Using the listing below, select the lines with the word "habe" and copy them.

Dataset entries
● ● ● ●
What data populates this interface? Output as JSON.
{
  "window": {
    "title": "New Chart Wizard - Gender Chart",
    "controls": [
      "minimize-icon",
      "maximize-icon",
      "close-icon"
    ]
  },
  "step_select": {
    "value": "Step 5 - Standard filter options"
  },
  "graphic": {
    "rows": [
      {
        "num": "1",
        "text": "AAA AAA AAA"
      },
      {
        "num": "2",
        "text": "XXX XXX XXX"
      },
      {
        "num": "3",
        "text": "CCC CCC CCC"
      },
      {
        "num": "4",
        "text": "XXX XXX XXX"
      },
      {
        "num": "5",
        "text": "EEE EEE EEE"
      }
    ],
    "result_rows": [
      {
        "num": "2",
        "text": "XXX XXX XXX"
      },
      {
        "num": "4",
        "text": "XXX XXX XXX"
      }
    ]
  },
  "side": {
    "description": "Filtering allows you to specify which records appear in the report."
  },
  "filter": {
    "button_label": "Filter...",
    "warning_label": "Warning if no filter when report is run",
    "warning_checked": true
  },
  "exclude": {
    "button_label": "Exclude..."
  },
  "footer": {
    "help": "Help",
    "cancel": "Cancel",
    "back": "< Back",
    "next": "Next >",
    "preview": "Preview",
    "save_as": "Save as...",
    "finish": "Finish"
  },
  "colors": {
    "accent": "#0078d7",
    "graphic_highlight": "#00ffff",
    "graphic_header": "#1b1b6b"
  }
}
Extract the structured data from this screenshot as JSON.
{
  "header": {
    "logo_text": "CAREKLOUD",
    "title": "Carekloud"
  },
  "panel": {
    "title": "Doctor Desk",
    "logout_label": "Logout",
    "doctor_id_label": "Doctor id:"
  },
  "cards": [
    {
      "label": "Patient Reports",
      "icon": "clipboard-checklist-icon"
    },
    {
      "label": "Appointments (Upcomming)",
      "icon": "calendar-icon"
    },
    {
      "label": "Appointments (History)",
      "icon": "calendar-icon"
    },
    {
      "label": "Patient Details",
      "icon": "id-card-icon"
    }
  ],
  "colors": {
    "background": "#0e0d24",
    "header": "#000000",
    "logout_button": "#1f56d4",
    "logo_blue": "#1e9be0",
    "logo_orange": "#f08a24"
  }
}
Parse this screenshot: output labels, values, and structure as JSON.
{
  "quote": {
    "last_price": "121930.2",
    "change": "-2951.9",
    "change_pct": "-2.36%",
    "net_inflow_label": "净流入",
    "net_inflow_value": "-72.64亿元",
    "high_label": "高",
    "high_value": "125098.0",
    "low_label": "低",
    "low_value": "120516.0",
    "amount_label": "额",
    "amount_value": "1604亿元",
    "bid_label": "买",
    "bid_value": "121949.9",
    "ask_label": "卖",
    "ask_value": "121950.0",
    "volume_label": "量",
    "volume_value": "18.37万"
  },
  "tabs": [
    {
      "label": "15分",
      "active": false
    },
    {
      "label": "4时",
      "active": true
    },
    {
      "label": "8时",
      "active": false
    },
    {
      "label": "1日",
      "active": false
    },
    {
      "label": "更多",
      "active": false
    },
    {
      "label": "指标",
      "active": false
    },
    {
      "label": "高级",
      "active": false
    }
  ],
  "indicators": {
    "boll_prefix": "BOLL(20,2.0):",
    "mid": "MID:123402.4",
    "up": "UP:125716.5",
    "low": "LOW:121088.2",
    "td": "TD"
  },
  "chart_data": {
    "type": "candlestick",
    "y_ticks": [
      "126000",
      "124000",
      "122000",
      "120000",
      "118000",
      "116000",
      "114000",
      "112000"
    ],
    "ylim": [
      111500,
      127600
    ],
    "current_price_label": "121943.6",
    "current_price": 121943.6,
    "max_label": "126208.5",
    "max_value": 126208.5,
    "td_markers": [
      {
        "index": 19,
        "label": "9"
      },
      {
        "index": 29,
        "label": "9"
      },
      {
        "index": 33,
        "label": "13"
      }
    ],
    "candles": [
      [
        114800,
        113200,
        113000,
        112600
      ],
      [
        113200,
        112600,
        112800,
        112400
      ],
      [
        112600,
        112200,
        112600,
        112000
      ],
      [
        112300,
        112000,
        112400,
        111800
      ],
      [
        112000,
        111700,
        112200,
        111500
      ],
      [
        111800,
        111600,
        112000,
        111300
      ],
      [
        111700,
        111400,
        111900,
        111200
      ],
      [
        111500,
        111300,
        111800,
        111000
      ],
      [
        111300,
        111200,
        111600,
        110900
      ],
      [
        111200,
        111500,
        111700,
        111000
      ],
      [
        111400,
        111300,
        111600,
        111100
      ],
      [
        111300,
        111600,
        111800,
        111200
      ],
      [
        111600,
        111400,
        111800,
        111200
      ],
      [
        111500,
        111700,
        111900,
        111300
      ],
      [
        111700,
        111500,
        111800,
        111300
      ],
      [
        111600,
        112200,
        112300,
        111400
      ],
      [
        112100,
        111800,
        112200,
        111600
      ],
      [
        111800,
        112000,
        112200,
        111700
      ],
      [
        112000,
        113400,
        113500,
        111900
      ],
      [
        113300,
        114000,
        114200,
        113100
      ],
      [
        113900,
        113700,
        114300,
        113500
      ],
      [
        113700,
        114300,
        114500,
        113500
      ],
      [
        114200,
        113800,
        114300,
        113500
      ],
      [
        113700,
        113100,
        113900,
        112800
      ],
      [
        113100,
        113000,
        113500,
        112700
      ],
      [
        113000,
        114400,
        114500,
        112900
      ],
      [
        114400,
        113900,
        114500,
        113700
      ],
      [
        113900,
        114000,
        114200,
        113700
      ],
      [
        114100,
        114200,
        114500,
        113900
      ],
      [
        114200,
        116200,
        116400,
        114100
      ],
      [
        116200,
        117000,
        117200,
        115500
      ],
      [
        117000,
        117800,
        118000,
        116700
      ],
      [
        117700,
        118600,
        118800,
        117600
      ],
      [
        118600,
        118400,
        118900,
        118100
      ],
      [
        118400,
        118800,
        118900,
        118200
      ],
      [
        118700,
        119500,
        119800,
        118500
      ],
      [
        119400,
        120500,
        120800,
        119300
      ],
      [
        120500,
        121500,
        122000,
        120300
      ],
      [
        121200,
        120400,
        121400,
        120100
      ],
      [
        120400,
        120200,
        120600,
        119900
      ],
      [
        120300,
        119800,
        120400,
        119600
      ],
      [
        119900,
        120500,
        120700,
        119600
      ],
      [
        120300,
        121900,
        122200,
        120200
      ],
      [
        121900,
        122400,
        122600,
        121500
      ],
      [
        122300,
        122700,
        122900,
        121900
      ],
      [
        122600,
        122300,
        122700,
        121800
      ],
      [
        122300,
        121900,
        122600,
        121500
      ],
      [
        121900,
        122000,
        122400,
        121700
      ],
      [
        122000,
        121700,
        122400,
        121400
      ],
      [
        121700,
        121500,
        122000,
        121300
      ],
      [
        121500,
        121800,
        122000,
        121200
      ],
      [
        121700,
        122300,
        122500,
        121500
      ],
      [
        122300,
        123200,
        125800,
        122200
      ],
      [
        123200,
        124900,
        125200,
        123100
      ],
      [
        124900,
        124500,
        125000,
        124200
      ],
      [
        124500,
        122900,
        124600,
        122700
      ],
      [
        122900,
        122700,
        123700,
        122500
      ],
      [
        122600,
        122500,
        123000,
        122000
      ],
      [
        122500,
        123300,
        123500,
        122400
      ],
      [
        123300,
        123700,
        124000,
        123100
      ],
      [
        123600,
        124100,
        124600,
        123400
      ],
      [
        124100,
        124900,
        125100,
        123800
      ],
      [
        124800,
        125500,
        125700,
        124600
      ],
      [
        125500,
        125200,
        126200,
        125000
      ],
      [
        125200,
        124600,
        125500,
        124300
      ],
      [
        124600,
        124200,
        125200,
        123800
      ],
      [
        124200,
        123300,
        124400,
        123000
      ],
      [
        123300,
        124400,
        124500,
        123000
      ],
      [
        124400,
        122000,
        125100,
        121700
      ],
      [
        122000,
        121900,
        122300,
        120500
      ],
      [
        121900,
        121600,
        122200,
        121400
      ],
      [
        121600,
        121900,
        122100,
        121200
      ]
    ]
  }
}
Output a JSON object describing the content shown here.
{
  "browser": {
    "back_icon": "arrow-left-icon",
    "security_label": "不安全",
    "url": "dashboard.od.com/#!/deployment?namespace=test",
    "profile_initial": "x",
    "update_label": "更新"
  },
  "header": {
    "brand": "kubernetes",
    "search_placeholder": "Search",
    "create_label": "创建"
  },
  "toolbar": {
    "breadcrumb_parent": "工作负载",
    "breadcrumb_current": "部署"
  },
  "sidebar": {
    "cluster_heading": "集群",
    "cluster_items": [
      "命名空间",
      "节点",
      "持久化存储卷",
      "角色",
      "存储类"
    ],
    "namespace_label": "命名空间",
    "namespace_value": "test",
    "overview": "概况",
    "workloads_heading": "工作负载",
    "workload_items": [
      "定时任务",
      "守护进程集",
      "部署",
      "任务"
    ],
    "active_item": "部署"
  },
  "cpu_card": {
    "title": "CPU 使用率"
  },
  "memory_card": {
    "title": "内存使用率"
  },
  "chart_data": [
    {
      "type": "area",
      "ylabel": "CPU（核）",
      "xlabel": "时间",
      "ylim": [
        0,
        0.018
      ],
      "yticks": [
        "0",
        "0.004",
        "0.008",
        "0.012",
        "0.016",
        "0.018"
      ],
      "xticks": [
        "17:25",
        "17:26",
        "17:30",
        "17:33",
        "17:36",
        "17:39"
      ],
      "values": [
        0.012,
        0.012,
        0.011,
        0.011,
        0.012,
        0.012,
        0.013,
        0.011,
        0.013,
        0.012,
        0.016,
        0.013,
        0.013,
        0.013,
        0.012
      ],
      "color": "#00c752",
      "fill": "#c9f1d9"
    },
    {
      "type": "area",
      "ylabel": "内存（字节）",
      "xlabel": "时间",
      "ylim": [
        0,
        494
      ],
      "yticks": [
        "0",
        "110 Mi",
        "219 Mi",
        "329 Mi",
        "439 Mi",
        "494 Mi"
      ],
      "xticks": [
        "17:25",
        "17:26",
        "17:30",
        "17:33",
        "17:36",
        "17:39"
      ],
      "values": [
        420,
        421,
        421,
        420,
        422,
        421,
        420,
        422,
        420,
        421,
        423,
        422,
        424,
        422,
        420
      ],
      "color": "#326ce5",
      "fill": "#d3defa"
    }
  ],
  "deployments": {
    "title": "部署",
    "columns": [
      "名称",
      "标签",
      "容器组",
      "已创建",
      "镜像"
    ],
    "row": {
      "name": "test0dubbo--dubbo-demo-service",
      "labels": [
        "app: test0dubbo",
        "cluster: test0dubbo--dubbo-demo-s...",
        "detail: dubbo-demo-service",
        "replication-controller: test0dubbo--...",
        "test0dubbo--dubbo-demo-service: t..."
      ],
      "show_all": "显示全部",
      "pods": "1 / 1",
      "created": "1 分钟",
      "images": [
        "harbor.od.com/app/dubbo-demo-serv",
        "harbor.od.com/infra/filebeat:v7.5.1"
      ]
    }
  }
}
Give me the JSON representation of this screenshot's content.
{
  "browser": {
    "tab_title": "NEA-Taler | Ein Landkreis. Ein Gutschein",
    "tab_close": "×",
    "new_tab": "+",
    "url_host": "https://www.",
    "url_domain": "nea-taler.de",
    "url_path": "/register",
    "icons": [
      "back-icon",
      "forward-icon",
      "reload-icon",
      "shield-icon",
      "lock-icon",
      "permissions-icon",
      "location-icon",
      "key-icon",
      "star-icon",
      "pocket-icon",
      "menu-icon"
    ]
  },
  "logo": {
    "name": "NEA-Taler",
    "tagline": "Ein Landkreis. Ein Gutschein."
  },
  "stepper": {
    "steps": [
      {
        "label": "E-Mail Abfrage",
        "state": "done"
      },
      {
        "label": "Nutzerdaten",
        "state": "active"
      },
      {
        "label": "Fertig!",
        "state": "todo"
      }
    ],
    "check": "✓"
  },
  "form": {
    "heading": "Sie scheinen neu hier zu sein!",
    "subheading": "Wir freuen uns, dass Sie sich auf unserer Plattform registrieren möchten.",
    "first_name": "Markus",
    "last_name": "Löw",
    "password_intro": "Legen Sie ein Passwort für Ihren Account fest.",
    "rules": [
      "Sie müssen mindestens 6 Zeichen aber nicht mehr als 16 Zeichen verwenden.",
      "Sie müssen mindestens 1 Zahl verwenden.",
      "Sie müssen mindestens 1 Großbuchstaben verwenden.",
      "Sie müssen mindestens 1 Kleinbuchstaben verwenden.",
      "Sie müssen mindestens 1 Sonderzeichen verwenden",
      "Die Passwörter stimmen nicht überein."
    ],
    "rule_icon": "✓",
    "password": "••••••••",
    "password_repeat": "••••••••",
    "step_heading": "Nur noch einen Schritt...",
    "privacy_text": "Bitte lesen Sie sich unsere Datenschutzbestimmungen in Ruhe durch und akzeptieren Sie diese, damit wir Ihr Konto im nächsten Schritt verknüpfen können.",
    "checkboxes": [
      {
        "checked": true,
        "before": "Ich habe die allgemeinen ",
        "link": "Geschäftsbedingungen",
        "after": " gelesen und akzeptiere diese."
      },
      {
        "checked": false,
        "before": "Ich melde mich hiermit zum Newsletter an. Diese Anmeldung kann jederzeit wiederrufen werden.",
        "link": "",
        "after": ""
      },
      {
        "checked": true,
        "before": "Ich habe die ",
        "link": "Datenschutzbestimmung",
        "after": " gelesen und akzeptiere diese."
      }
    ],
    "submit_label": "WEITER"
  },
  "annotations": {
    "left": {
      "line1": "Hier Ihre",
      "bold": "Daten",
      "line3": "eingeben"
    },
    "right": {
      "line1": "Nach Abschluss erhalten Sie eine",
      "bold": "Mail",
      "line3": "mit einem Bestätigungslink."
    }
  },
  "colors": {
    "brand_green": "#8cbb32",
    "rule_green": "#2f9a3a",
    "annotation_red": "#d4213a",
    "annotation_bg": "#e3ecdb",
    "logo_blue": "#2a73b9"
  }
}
● ● ● ●
Task solution
        "before": "Ich habe die allgemeinen ",
        "before": "Ich habe die ",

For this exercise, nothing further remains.